══ Material shown ══

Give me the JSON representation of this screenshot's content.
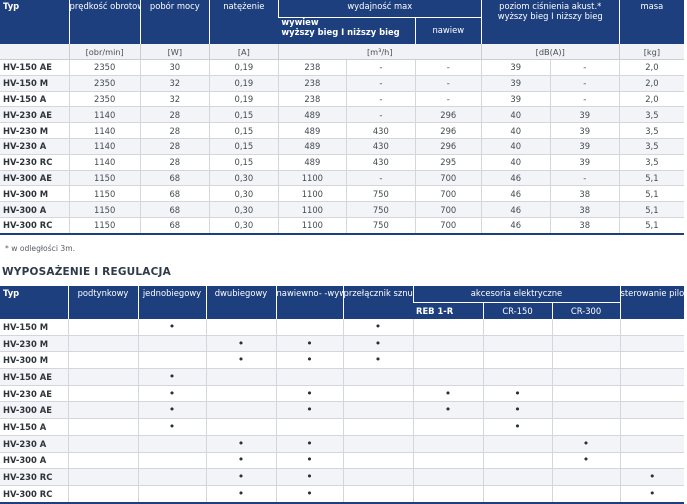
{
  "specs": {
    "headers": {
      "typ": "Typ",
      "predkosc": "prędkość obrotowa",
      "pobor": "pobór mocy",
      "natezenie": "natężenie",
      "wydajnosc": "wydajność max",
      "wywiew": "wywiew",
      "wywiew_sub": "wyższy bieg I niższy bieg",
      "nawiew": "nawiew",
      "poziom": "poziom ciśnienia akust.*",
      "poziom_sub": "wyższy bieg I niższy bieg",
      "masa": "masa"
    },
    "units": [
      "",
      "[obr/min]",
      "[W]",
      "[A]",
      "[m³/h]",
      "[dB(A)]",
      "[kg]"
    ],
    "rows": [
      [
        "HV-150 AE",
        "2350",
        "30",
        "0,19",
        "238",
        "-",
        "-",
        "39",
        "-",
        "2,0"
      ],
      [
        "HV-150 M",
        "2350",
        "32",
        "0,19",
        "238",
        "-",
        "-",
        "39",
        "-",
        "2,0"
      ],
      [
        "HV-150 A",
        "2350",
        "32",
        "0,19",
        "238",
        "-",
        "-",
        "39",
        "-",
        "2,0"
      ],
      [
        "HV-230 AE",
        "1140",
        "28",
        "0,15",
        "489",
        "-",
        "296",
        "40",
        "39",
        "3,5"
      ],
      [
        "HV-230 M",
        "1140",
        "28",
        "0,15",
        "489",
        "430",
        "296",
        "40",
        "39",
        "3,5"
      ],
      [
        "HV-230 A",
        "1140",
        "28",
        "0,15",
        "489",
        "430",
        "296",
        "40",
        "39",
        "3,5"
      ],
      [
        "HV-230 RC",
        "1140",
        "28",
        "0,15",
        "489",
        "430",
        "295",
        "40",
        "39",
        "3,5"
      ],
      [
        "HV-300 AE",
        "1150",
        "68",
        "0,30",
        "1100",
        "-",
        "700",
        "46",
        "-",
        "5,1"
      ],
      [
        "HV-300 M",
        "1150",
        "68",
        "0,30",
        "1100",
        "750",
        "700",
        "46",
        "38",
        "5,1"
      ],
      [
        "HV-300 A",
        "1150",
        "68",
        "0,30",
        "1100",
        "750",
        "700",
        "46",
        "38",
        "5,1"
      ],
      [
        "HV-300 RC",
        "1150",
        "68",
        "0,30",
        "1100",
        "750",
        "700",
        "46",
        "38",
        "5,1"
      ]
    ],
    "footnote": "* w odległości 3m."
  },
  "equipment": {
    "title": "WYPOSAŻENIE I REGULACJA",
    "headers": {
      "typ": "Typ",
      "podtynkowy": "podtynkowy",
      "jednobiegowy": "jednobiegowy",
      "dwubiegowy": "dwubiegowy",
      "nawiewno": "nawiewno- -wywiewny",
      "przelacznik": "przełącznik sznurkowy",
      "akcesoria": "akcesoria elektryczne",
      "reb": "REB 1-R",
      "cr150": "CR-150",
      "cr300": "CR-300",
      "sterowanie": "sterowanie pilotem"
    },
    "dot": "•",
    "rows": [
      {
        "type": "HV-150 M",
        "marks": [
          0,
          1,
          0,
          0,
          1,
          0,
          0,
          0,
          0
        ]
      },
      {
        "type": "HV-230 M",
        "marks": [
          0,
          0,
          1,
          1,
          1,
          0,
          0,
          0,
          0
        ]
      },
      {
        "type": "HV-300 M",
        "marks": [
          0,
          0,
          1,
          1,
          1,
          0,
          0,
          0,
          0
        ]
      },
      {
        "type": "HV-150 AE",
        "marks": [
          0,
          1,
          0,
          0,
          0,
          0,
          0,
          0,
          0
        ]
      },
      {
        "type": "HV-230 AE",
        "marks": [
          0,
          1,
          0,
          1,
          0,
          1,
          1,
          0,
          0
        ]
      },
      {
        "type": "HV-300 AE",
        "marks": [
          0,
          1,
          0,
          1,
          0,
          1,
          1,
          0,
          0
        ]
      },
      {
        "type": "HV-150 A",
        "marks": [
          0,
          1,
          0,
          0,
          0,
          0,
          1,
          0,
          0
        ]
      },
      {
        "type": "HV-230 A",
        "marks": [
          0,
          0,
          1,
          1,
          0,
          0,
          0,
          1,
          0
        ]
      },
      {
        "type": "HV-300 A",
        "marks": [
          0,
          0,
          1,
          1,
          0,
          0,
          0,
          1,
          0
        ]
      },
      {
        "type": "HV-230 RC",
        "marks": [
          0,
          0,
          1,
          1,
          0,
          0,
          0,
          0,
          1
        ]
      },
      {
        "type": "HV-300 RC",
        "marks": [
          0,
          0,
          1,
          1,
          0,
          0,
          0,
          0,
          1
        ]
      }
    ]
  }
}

═══
══ Material shown ══

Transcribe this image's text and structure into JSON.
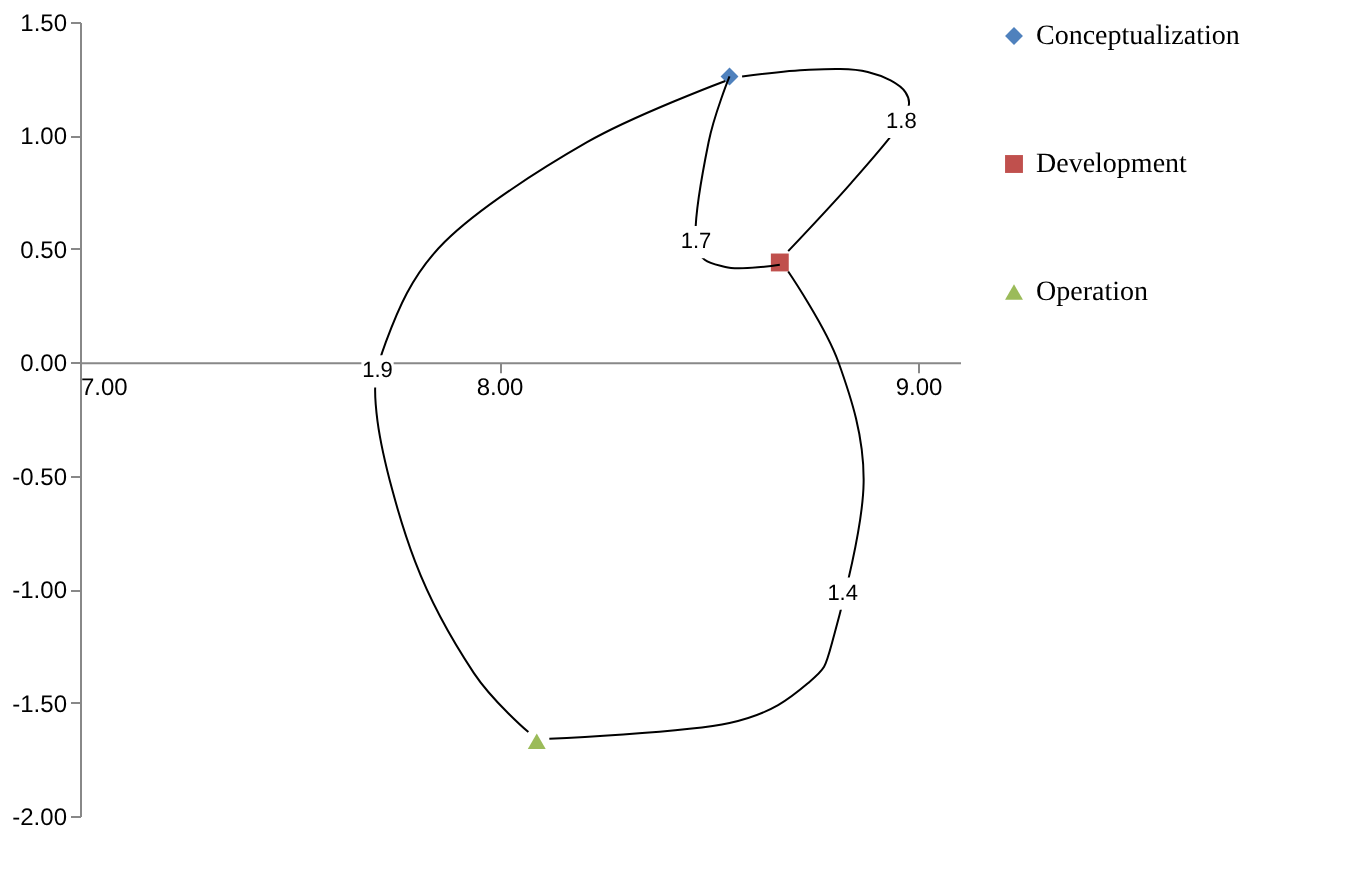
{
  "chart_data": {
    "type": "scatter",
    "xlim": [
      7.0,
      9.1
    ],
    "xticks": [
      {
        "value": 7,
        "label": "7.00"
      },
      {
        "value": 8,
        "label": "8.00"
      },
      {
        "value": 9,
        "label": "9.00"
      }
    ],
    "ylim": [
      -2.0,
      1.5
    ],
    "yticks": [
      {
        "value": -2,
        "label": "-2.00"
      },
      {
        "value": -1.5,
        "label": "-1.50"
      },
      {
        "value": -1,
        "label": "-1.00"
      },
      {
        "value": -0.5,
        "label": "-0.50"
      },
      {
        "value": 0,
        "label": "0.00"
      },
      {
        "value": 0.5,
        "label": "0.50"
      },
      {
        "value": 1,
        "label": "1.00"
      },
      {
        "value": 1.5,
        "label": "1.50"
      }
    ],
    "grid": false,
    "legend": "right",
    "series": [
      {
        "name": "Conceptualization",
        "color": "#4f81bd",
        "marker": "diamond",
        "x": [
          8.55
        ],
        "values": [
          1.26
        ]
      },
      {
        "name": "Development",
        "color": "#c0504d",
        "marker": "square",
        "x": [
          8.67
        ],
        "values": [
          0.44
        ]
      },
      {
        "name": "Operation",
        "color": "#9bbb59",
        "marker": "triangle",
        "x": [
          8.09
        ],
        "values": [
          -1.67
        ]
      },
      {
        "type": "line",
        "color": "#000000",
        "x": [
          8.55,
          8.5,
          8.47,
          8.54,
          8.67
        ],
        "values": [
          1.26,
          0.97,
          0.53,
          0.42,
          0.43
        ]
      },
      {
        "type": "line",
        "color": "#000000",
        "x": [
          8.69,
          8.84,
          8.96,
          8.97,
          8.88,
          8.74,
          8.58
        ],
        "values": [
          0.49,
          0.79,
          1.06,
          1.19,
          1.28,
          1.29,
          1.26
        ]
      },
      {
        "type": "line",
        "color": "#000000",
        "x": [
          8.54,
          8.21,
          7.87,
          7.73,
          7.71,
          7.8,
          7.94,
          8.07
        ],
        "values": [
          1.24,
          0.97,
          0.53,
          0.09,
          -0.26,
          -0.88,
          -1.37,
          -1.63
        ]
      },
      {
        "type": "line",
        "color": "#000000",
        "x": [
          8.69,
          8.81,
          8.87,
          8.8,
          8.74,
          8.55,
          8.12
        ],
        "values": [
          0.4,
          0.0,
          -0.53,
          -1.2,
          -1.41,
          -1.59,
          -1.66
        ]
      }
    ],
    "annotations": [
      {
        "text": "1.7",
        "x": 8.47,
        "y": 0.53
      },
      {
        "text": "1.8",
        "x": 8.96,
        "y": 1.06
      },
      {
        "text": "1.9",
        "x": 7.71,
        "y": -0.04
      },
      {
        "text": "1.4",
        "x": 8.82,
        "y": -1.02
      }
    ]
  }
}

═══

◆ Work to be completed
Copy out every line of the data that includes the word "label".

◆ Finished exercise
        "label": "7.00"
        "label": "8.00"
        "label": "9.00"
        "label": "-2.00"
        "label": "-1.50"
        "label": "-1.00"
        "label": "-0.50"
        "label": "0.00"
        "label": "0.50"
        "label": "1.00"
        "label": "1.50"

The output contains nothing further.